- **Dataset entries on figures**:
──────────────────────────────
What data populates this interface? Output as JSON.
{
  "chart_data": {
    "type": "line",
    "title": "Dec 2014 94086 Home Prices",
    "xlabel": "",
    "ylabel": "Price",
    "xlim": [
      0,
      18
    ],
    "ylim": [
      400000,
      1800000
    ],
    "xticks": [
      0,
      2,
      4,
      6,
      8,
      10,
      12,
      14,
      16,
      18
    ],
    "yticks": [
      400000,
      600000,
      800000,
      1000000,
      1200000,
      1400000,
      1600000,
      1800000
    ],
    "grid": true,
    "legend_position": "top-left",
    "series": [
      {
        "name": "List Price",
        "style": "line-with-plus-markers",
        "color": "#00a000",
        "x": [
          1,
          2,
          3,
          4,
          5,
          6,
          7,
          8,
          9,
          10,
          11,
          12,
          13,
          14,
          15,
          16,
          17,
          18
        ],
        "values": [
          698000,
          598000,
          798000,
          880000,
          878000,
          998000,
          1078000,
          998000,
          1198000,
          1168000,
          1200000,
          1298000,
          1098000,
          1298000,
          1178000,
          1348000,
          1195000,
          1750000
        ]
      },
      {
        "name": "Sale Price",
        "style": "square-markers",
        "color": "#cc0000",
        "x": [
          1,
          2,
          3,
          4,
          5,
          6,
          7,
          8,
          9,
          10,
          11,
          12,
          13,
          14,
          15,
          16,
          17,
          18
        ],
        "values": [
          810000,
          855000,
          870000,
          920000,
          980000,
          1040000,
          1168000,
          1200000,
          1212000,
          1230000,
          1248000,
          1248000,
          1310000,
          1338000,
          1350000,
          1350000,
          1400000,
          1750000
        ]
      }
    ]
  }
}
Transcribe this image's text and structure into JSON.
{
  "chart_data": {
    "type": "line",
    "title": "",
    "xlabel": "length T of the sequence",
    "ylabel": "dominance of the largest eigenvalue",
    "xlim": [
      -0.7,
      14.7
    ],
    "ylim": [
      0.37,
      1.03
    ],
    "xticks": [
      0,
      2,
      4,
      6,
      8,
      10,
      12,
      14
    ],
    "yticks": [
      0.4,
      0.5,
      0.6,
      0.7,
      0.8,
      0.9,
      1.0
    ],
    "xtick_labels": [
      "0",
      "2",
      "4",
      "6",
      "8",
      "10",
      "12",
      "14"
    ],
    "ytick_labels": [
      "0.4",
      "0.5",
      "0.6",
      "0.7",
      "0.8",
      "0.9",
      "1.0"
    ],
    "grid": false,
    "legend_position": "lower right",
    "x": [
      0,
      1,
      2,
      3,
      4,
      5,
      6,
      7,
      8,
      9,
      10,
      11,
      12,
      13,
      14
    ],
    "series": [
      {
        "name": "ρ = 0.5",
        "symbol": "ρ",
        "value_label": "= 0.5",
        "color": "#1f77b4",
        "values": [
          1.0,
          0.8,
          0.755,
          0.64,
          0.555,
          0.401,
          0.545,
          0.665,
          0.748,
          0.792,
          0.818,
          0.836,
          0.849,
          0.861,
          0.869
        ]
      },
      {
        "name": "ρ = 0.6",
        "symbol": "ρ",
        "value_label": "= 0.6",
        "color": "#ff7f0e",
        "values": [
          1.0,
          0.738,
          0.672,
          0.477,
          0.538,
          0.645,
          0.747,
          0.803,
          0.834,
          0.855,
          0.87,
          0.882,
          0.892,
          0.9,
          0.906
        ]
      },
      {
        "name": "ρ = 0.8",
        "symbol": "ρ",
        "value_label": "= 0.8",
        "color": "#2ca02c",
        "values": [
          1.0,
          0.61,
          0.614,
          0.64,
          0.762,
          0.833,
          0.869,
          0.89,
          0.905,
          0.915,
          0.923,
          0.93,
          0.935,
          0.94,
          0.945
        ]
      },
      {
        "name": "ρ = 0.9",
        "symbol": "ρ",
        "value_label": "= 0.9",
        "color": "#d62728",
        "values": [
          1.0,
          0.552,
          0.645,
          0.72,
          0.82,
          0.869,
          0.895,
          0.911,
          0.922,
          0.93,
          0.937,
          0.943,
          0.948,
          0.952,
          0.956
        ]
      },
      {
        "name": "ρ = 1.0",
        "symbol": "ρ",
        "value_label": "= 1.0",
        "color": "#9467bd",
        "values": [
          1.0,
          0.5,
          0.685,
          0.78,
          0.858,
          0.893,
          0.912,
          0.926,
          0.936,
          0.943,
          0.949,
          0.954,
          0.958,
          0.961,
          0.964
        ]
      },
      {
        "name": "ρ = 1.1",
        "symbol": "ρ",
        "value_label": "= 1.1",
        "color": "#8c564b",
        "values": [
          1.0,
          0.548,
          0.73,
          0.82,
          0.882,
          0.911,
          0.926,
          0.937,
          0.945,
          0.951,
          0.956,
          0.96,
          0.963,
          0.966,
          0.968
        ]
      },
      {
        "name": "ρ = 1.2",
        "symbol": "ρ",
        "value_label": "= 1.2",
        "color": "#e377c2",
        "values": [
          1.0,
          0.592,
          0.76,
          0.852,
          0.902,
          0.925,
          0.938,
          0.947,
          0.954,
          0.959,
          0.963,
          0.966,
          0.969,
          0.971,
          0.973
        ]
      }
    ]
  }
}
──────────────────────────────
- **EXERCISE REQUIREMENTS**: State how many lines of the records above contain "this", with no words besides the number.

- **FULL OUTPUT**: 2